WORK TO COMPLETE:
Which lines hold the word "class"? Copy each of them.
━━━ RECORDS SUPPLIED
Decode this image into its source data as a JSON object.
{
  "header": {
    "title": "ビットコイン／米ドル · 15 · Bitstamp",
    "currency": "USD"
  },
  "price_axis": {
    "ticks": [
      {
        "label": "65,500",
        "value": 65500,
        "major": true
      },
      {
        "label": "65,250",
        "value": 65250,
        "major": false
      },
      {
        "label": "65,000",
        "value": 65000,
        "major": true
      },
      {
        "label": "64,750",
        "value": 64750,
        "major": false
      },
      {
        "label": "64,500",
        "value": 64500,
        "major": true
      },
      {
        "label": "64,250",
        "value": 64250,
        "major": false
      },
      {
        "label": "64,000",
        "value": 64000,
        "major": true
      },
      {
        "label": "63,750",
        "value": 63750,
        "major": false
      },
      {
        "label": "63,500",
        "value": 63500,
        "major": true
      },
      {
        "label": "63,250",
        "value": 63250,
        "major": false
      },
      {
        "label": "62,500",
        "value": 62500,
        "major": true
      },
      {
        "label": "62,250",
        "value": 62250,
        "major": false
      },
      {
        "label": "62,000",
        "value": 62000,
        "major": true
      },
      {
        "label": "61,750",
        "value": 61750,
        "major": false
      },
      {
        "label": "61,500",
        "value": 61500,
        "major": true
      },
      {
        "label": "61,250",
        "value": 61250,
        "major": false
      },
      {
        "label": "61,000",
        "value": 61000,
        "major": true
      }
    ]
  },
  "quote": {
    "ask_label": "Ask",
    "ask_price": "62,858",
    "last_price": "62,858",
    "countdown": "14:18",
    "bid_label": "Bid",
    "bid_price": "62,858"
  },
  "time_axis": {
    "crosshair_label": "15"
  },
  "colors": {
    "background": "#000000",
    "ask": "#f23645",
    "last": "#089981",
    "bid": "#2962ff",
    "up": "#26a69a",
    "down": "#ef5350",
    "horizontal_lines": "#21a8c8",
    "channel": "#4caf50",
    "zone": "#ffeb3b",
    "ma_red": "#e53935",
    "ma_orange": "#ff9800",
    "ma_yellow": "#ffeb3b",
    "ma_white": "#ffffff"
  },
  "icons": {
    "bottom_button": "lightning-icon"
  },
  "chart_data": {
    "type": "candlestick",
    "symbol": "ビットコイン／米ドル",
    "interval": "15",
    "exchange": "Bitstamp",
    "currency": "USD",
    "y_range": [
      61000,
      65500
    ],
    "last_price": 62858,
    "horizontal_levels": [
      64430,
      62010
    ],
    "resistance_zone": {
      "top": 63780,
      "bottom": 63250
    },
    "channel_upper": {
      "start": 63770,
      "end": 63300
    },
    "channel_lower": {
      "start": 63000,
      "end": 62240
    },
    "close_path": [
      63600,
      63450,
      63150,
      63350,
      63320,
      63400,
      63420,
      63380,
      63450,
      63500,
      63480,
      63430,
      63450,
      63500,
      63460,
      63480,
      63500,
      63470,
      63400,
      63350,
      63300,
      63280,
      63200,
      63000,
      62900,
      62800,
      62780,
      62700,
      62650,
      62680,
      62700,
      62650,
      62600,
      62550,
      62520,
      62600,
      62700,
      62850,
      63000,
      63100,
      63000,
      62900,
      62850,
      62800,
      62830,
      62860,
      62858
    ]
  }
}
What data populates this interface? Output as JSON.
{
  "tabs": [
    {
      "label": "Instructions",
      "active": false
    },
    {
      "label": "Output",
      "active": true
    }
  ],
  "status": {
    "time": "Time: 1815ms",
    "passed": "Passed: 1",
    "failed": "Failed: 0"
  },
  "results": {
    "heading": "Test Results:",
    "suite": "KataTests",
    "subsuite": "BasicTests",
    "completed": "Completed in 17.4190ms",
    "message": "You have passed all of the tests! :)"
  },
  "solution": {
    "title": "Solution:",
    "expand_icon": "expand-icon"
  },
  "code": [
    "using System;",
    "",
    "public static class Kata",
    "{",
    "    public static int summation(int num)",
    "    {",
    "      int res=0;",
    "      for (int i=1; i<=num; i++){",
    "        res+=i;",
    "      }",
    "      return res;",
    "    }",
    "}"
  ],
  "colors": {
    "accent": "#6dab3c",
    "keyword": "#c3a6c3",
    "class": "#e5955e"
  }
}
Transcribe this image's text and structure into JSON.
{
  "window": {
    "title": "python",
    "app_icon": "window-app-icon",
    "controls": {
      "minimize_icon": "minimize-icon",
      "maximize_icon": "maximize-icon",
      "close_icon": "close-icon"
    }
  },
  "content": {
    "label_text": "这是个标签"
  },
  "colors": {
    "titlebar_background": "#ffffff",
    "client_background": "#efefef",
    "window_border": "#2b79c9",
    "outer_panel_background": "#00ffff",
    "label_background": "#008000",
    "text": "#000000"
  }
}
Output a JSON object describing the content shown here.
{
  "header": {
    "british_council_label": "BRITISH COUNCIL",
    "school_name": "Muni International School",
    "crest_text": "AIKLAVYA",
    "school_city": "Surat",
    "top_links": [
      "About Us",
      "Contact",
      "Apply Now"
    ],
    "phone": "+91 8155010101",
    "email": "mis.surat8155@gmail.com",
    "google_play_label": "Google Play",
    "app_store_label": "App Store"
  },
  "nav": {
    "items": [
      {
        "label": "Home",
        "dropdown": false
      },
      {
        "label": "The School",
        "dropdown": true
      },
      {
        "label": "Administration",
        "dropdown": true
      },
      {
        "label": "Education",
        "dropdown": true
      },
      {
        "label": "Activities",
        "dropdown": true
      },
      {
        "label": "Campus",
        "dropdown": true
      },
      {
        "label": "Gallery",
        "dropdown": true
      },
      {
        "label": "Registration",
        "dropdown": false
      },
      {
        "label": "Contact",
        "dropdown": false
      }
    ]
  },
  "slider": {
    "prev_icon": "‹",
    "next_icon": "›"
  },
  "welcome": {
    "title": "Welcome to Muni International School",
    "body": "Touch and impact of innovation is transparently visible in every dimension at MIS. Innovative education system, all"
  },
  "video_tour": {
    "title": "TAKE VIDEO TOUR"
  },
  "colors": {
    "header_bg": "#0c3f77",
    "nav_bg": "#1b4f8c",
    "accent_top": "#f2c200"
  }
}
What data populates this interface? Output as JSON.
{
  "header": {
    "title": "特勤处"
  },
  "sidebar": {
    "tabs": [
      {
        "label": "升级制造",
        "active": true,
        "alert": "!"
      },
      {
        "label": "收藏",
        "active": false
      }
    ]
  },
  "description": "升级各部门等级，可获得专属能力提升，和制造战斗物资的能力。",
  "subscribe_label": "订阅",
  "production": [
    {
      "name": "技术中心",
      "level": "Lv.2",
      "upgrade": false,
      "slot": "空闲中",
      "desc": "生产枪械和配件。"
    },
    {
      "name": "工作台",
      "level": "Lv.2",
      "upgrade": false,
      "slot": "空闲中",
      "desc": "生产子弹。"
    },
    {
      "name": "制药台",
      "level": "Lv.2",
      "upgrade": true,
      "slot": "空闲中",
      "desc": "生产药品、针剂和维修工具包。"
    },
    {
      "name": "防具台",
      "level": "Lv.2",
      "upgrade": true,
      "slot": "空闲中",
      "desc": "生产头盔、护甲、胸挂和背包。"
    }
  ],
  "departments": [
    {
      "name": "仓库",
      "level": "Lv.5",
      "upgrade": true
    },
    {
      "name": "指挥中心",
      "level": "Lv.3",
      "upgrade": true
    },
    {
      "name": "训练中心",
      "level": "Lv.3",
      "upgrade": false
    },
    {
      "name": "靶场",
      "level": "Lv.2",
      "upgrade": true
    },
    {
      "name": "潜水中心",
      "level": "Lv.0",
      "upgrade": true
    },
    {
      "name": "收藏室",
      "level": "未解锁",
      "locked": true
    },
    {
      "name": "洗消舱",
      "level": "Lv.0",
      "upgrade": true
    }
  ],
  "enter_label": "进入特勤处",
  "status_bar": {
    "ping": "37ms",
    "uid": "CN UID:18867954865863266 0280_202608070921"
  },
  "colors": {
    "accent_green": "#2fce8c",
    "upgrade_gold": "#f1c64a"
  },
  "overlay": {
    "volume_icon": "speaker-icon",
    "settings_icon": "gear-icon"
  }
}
━━━━━━
SOLUTION TO THIS EXERCISE:
    "public static class Kata",
    "class": "#e5955e"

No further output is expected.